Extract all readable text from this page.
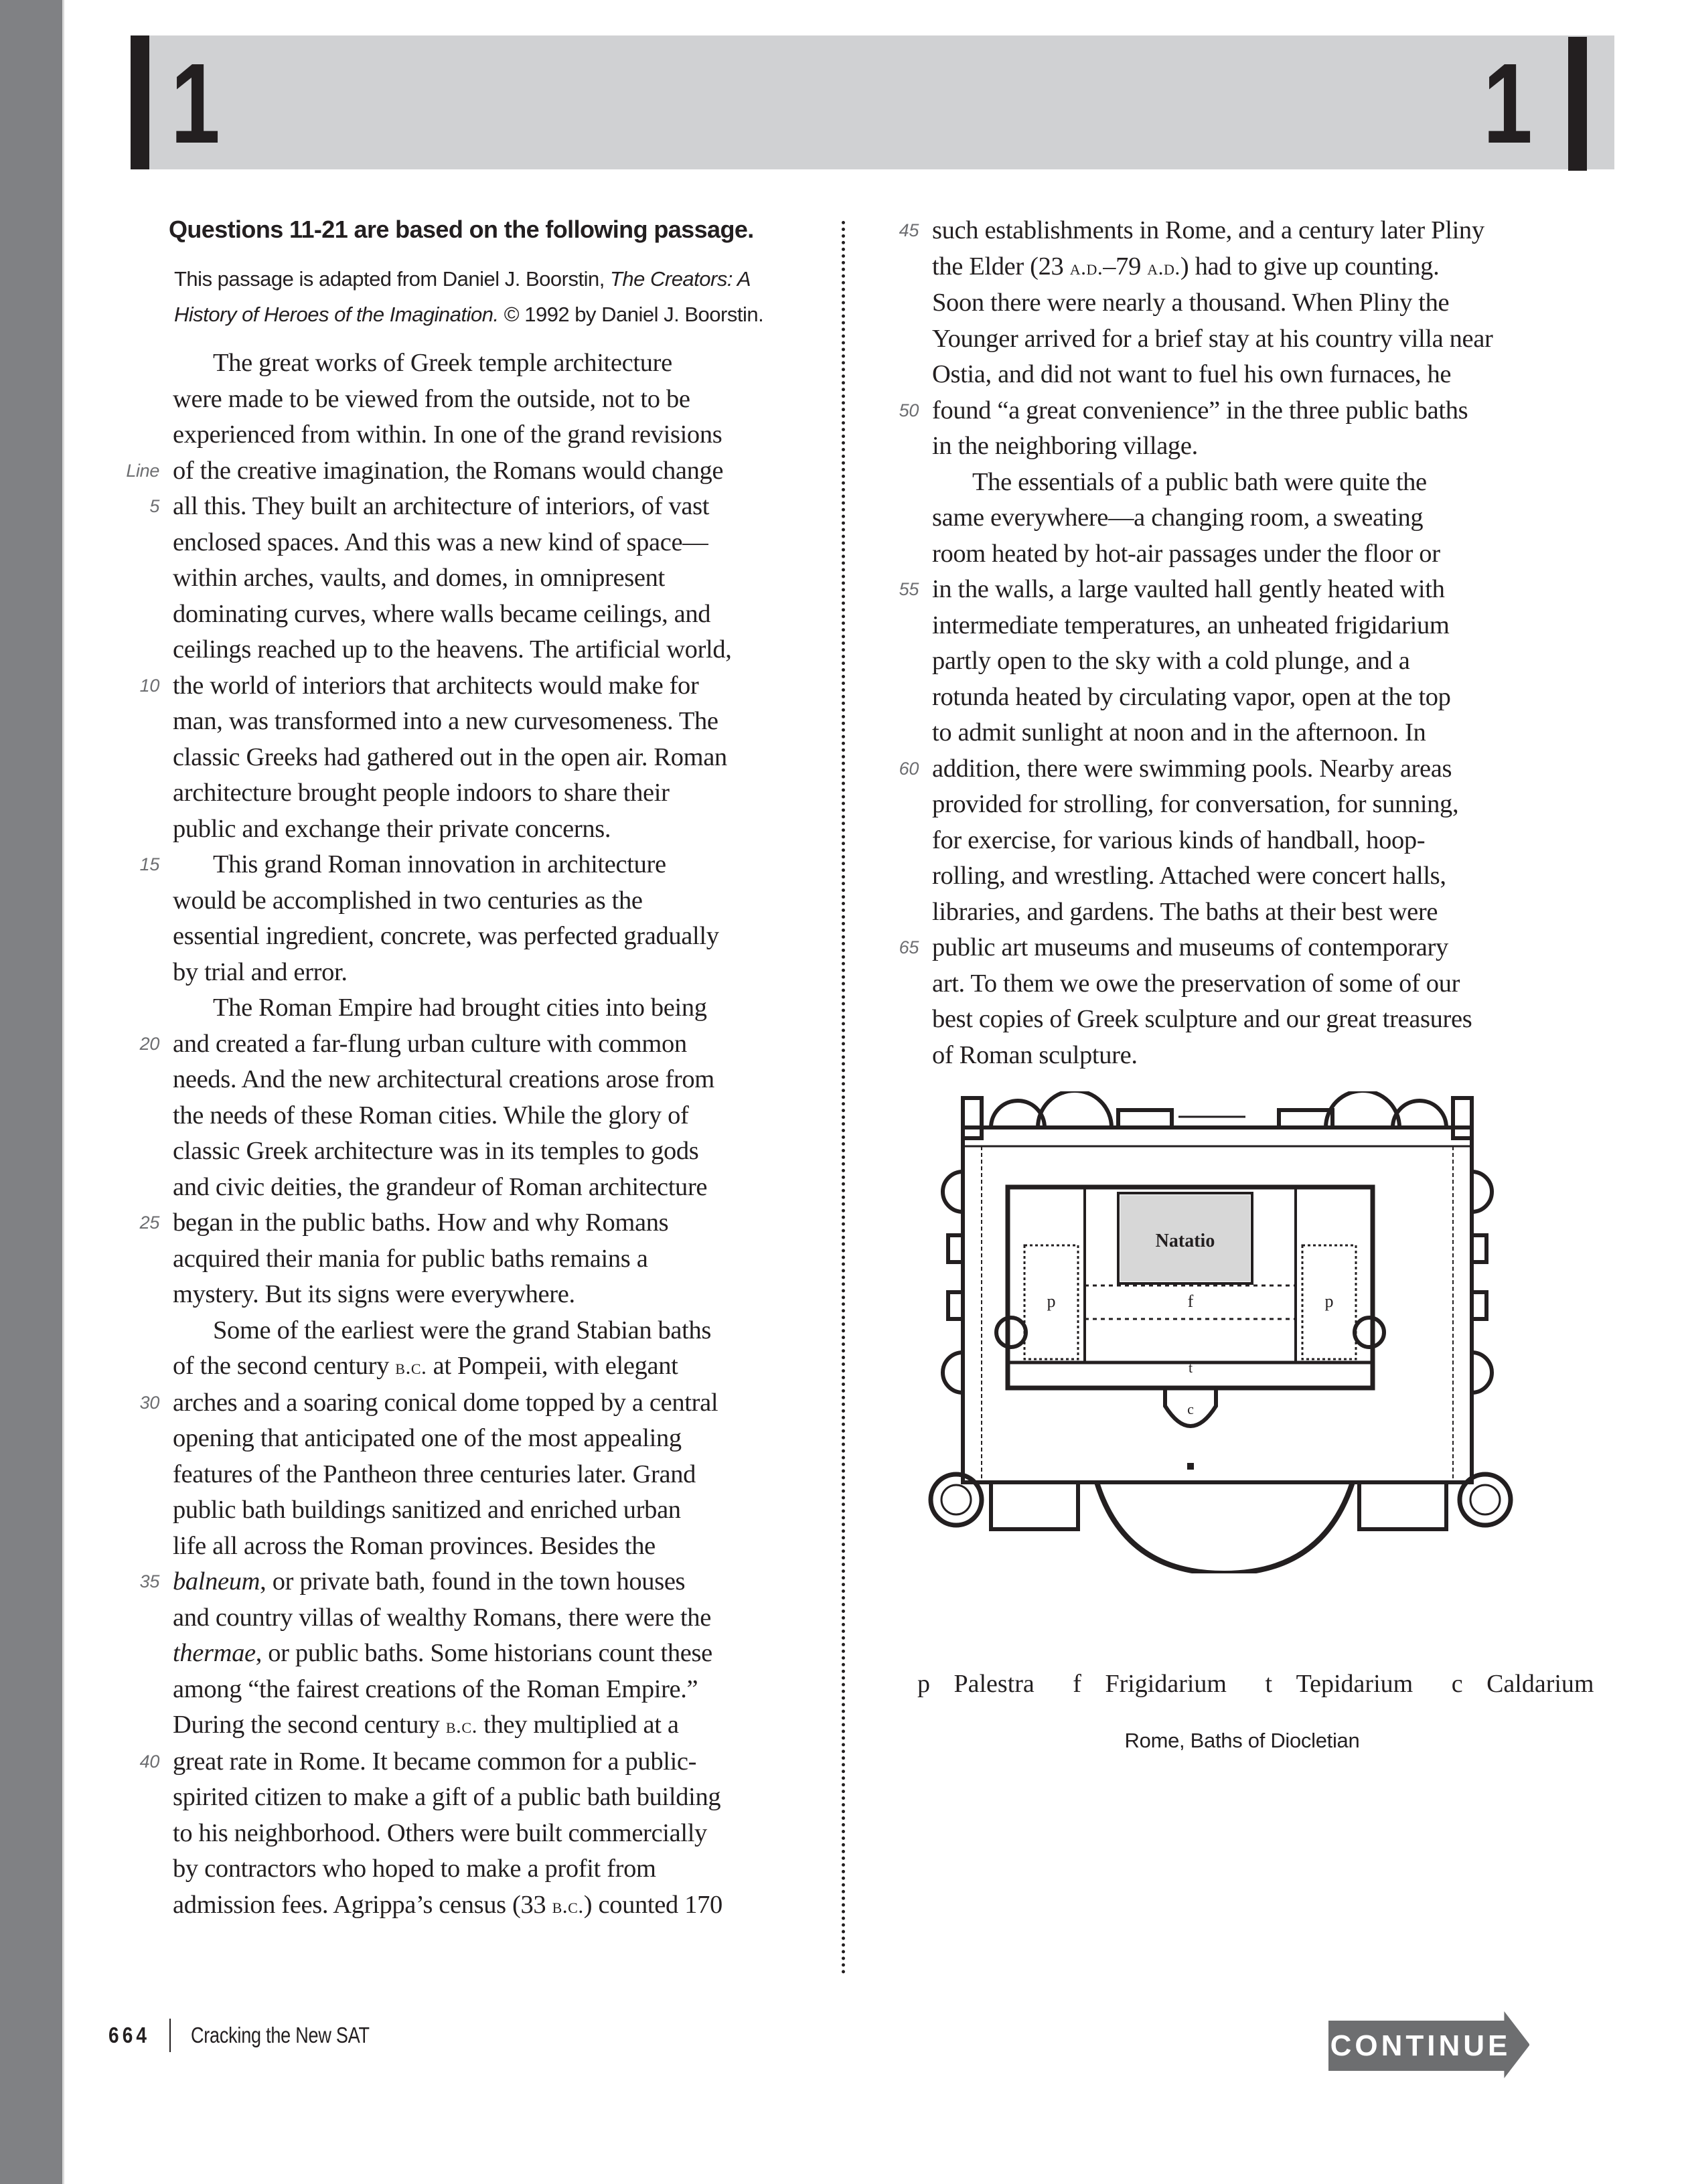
1	1
Questions 11-21 are based on the following passage.
This passage is adapted from Daniel J. Boorstin, The Creators: A History of Heroes of the Imagination. © 1992 by Daniel J. Boorstin.
The great works of Greek temple architecture
were made to be viewed from the outside, not to be
experienced from within. In one of the grand revisions
Line of the creative imagination, the Romans would change
5 all this. They built an architecture of interiors, of vast
enclosed spaces. And this was a new kind of space—
within arches, vaults, and domes, in omnipresent
dominating curves, where walls became ceilings, and
ceilings reached up to the heavens. The artificial world,
10 the world of interiors that architects would make for
man, was transformed into a new curvesomeness. The
classic Greeks had gathered out in the open air. Roman
architecture brought people indoors to share their
public and exchange their private concerns.
15 This grand Roman innovation in architecture
would be accomplished in two centuries as the
essential ingredient, concrete, was perfected gradually
by trial and error.
The Roman Empire had brought cities into being
20 and created a far-flung urban culture with common
needs. And the new architectural creations arose from
the needs of these Roman cities. While the glory of
classic Greek architecture was in its temples to gods
and civic deities, the grandeur of Roman architecture
25 began in the public baths. How and why Romans
acquired their mania for public baths remains a
mystery. But its signs were everywhere.
Some of the earliest were the grand Stabian baths
of the second century b.c. at Pompeii, with elegant
30 arches and a soaring conical dome topped by a central
opening that anticipated one of the most appealing
features of the Pantheon three centuries later. Grand
public bath buildings sanitized and enriched urban
life all across the Roman provinces. Besides the
35 balneum, or private bath, found in the town houses
and country villas of wealthy Romans, there were the
thermae, or public baths. Some historians count these
among “the fairest creations of the Roman Empire.”
During the second century b.c. they multiplied at a
40 great rate in Rome. It became common for a public-
spirited citizen to make a gift of a public bath building
to his neighborhood. Others were built commercially
by contractors who hoped to make a profit from
admission fees. Agrippa’s census (33 b.c.) counted 170
45 such establishments in Rome, and a century later Pliny
the Elder (23 a.d.–79 a.d.) had to give up counting.
Soon there were nearly a thousand. When Pliny the
Younger arrived for a brief stay at his country villa near
Ostia, and did not want to fuel his own furnaces, he
50 found “a great convenience” in the three public baths
in the neighboring village.
The essentials of a public bath were quite the
same everywhere—a changing room, a sweating
room heated by hot-air passages under the floor or
55 in the walls, a large vaulted hall gently heated with
intermediate temperatures, an unheated frigidarium
partly open to the sky with a cold plunge, and a
rotunda heated by circulating vapor, open at the top
to admit sunlight at noon and in the afternoon. In
60 addition, there were swimming pools. Nearby areas
provided for strolling, for conversation, for sunning,
for exercise, for various kinds of handball, hoop-
rolling, and wrestling. Attached were concert halls,
libraries, and gardens. The baths at their best were
65 public art museums and museums of contemporary
art. To them we owe the preservation of some of our
best copies of Greek sculpture and our great treasures
of Roman sculpture.
Natatio
p	p
f
t
c
p Palestra f Frigidarium t Tepidarium c Caldarium
Rome, Baths of Diocletian
664 Cracking the New SAT	CONTINUE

=== Written exercise ===
For each line of the entries that includes "great", show that line.

=== Result for this exercise ===
The great works of Greek temple architecture
40 great rate in Rome. It became common for a public-
50 found “a great convenience” in the three public baths
best copies of Greek sculpture and our great treasures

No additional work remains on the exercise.